**Brief**
Extract the listing below in full, unchanged.

**Information supplied**
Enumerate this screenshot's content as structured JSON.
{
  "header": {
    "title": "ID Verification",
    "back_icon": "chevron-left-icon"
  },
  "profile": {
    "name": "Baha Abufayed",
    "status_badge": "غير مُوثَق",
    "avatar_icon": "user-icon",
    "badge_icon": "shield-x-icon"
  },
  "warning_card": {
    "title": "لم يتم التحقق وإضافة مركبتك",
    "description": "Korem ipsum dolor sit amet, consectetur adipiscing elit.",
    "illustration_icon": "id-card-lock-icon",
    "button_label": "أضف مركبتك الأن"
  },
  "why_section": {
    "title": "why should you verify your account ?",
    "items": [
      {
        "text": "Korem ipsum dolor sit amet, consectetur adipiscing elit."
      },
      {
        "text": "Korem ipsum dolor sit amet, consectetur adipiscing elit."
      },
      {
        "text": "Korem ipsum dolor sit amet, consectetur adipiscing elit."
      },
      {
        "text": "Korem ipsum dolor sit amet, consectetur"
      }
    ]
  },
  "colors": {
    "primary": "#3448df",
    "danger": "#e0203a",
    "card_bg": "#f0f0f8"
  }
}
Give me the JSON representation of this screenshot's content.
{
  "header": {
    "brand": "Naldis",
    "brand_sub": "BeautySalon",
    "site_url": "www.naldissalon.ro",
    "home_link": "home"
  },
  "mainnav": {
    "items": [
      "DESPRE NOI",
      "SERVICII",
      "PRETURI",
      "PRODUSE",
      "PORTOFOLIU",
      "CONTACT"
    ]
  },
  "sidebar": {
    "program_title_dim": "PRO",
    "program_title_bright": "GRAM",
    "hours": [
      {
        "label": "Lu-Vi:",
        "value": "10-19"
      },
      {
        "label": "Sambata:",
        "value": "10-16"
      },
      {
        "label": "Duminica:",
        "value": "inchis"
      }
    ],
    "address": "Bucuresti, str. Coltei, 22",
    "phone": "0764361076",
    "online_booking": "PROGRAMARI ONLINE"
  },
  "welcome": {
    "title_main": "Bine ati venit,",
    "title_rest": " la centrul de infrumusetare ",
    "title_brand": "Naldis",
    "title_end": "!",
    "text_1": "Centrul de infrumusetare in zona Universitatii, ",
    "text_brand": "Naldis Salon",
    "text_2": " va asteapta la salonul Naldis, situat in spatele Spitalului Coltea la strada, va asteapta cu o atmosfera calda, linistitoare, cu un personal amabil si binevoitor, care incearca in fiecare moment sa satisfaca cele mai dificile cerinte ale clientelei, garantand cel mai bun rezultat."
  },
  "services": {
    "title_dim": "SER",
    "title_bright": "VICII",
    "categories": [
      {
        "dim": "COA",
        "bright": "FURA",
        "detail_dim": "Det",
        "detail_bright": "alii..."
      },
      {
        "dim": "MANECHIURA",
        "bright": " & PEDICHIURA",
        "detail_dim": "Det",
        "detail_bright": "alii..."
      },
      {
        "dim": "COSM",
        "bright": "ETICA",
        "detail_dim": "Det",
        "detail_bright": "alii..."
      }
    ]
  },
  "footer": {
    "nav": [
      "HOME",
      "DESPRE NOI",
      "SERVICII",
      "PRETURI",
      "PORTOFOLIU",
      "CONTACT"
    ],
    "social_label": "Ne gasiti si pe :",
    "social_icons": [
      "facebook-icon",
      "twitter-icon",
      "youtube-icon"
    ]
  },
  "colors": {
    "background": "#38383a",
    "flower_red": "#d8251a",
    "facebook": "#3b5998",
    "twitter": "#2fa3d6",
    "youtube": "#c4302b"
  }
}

**Full output**
Enumerate this screenshot's content as structured JSON.
{
  "header": {
    "title": "ID Verification",
    "back_icon": "chevron-left-icon"
  },
  "profile": {
    "name": "Baha Abufayed",
    "status_badge": "غير مُوثَق",
    "avatar_icon": "user-icon",
    "badge_icon": "shield-x-icon"
  },
  "warning_card": {
    "title": "لم يتم التحقق وإضافة مركبتك",
    "description": "Korem ipsum dolor sit amet, consectetur adipiscing elit.",
    "illustration_icon": "id-card-lock-icon",
    "button_label": "أضف مركبتك الأن"
  },
  "why_section": {
    "title": "why should you verify your account ?",
    "items": [
      {
        "text": "Korem ipsum dolor sit amet, consectetur adipiscing elit."
      },
      {
        "text": "Korem ipsum dolor sit amet, consectetur adipiscing elit."
      },
      {
        "text": "Korem ipsum dolor sit amet, consectetur adipiscing elit."
      },
      {
        "text": "Korem ipsum dolor sit amet, consectetur"
      }
    ]
  },
  "colors": {
    "primary": "#3448df",
    "danger": "#e0203a",
    "card_bg": "#f0f0f8"
  }
}
Give me the JSON representation of this screenshot's content.
{
  "header": {
    "brand": "Naldis",
    "brand_sub": "BeautySalon",
    "site_url": "www.naldissalon.ro",
    "home_link": "home"
  },
  "mainnav": {
    "items": [
      "DESPRE NOI",
      "SERVICII",
      "PRETURI",
      "PRODUSE",
      "PORTOFOLIU",
      "CONTACT"
    ]
  },
  "sidebar": {
    "program_title_dim": "PRO",
    "program_title_bright": "GRAM",
    "hours": [
      {
        "label": "Lu-Vi:",
        "value": "10-19"
      },
      {
        "label": "Sambata:",
        "value": "10-16"
      },
      {
        "label": "Duminica:",
        "value": "inchis"
      }
    ],
    "address": "Bucuresti, str. Coltei, 22",
    "phone": "0764361076",
    "online_booking": "PROGRAMARI ONLINE"
  },
  "welcome": {
    "title_main": "Bine ati venit,",
    "title_rest": " la centrul de infrumusetare ",
    "title_brand": "Naldis",
    "title_end": "!",
    "text_1": "Centrul de infrumusetare in zona Universitatii, ",
    "text_brand": "Naldis Salon",
    "text_2": " va asteapta la salonul Naldis, situat in spatele Spitalului Coltea la strada, va asteapta cu o atmosfera calda, linistitoare, cu un personal amabil si binevoitor, care incearca in fiecare moment sa satisfaca cele mai dificile cerinte ale clientelei, garantand cel mai bun rezultat."
  },
  "services": {
    "title_dim": "SER",
    "title_bright": "VICII",
    "categories": [
      {
        "dim": "COA",
        "bright": "FURA",
        "detail_dim": "Det",
        "detail_bright": "alii..."
      },
      {
        "dim": "MANECHIURA",
        "bright": " & PEDICHIURA",
        "detail_dim": "Det",
        "detail_bright": "alii..."
      },
      {
        "dim": "COSM",
        "bright": "ETICA",
        "detail_dim": "Det",
        "detail_bright": "alii..."
      }
    ]
  },
  "footer": {
    "nav": [
      "HOME",
      "DESPRE NOI",
      "SERVICII",
      "PRETURI",
      "PORTOFOLIU",
      "CONTACT"
    ],
    "social_label": "Ne gasiti si pe :",
    "social_icons": [
      "facebook-icon",
      "twitter-icon",
      "youtube-icon"
    ]
  },
  "colors": {
    "background": "#38383a",
    "flower_red": "#d8251a",
    "facebook": "#3b5998",
    "twitter": "#2fa3d6",
    "youtube": "#c4302b"
  }
}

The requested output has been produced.